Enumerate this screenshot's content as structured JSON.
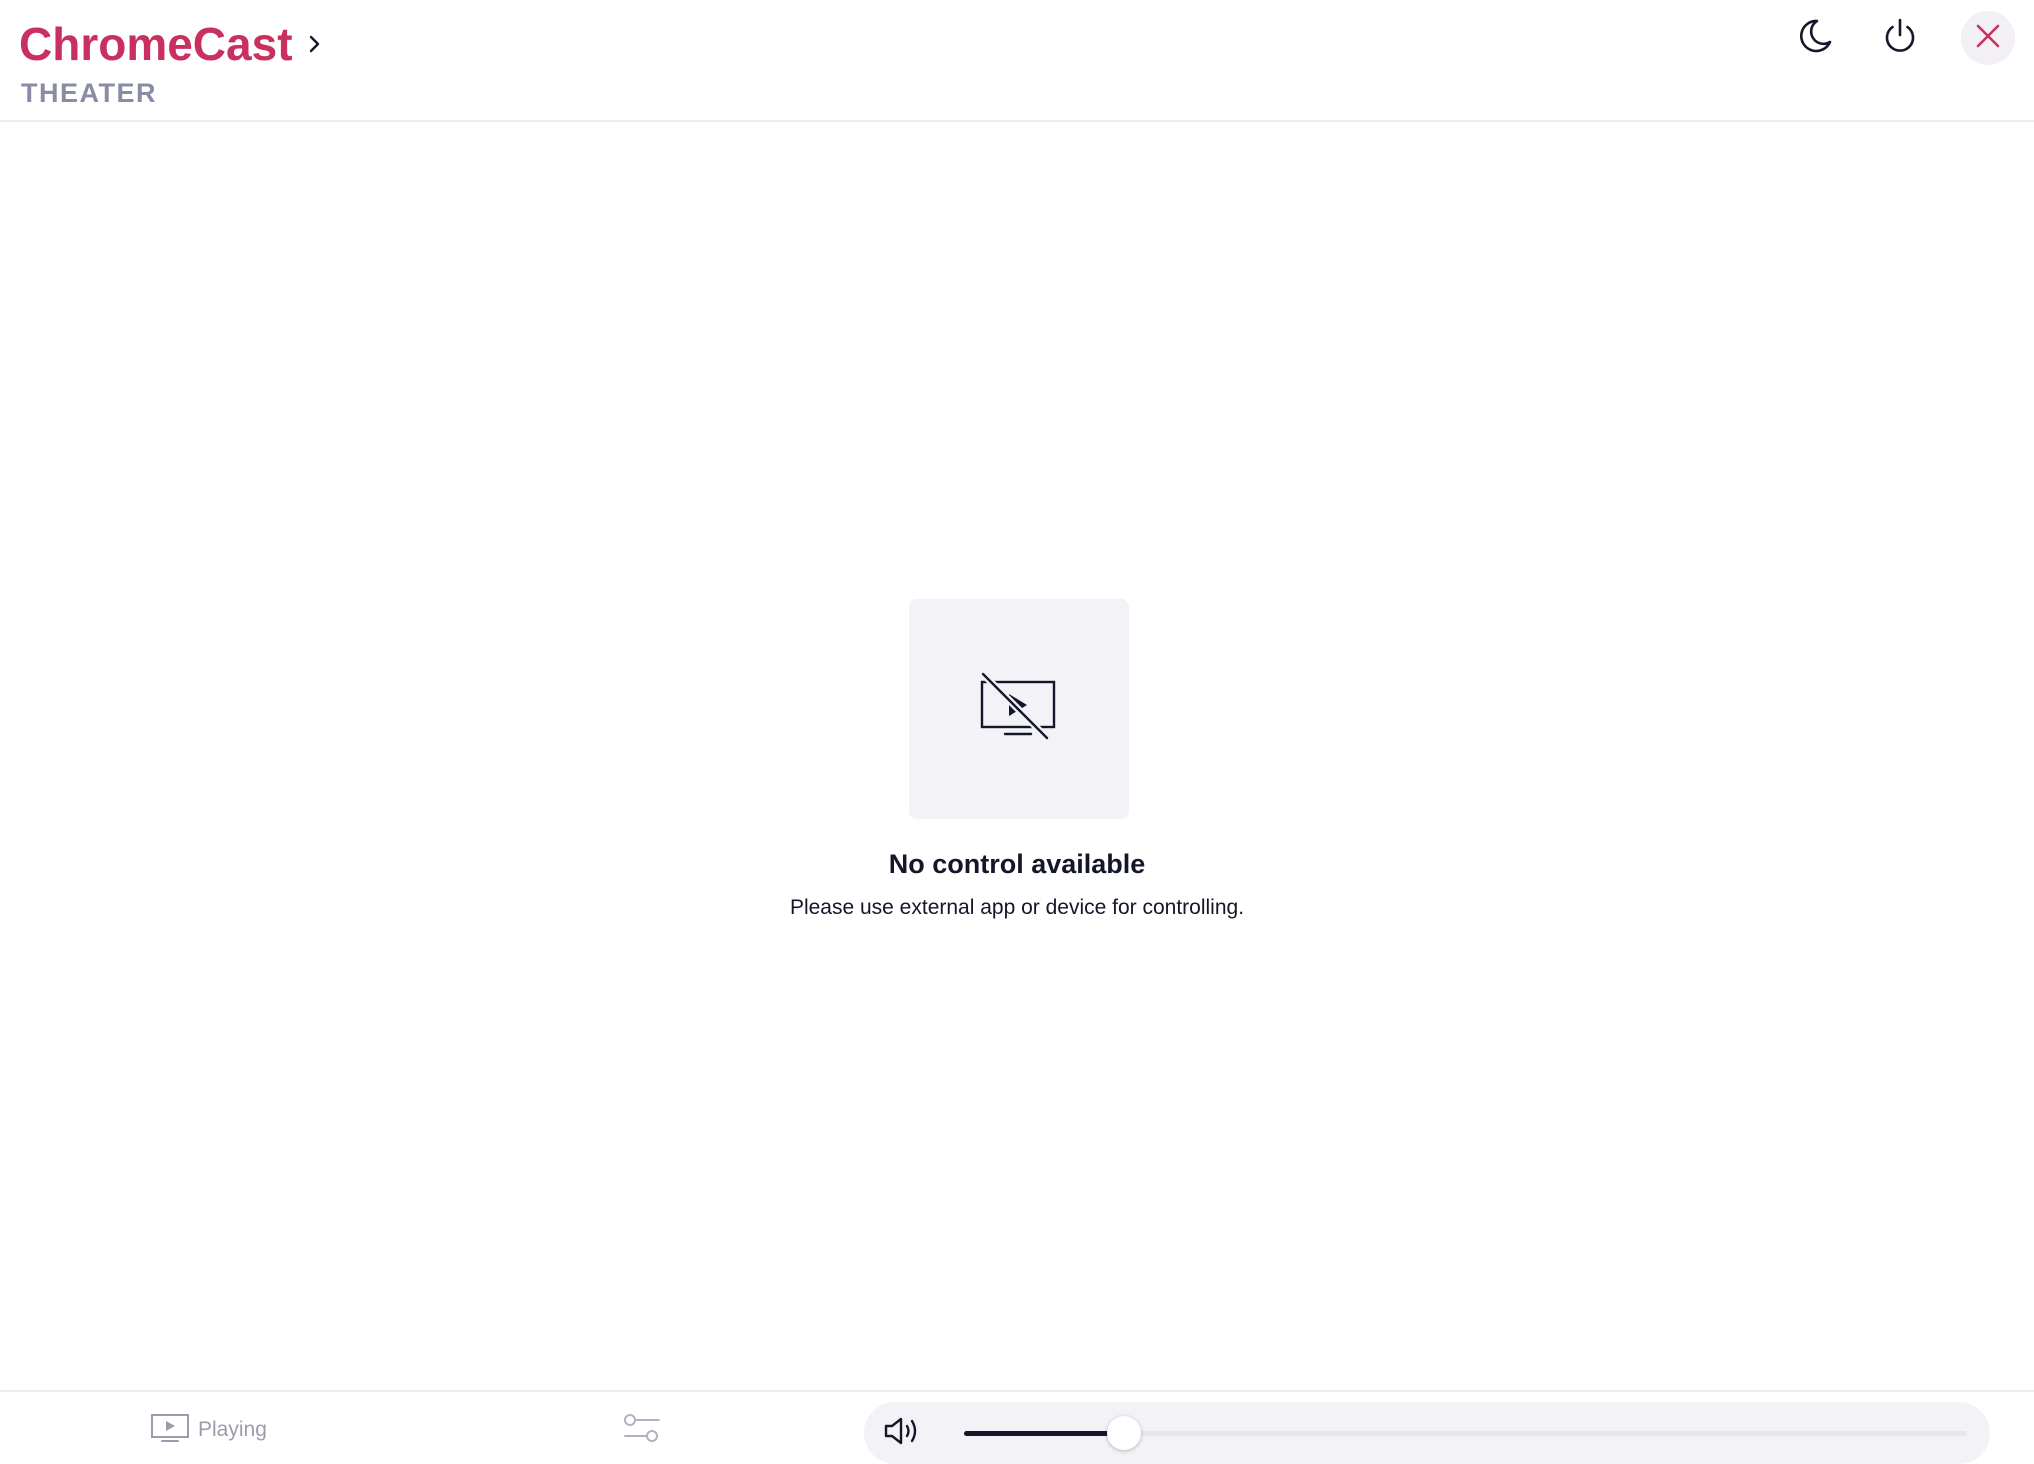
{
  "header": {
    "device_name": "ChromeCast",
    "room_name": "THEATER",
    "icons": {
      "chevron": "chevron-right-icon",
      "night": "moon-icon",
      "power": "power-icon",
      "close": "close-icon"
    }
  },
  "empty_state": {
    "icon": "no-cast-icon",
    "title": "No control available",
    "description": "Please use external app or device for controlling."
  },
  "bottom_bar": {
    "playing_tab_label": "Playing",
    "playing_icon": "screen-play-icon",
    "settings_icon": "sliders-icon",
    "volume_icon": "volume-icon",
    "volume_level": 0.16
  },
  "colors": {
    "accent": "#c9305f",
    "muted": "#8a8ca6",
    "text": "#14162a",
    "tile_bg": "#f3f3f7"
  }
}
- - - -
▸ Goal: Do not include images; quote all of the entries above exactly.

▸ Written response:
Enumerate this screenshot's content as structured JSON.
{
  "header": {
    "device_name": "ChromeCast",
    "room_name": "THEATER",
    "icons": {
      "chevron": "chevron-right-icon",
      "night": "moon-icon",
      "power": "power-icon",
      "close": "close-icon"
    }
  },
  "empty_state": {
    "icon": "no-cast-icon",
    "title": "No control available",
    "description": "Please use external app or device for controlling."
  },
  "bottom_bar": {
    "playing_tab_label": "Playing",
    "playing_icon": "screen-play-icon",
    "settings_icon": "sliders-icon",
    "volume_icon": "volume-icon",
    "volume_level": 0.16
  },
  "colors": {
    "accent": "#c9305f",
    "muted": "#8a8ca6",
    "text": "#14162a",
    "tile_bg": "#f3f3f7"
  }
}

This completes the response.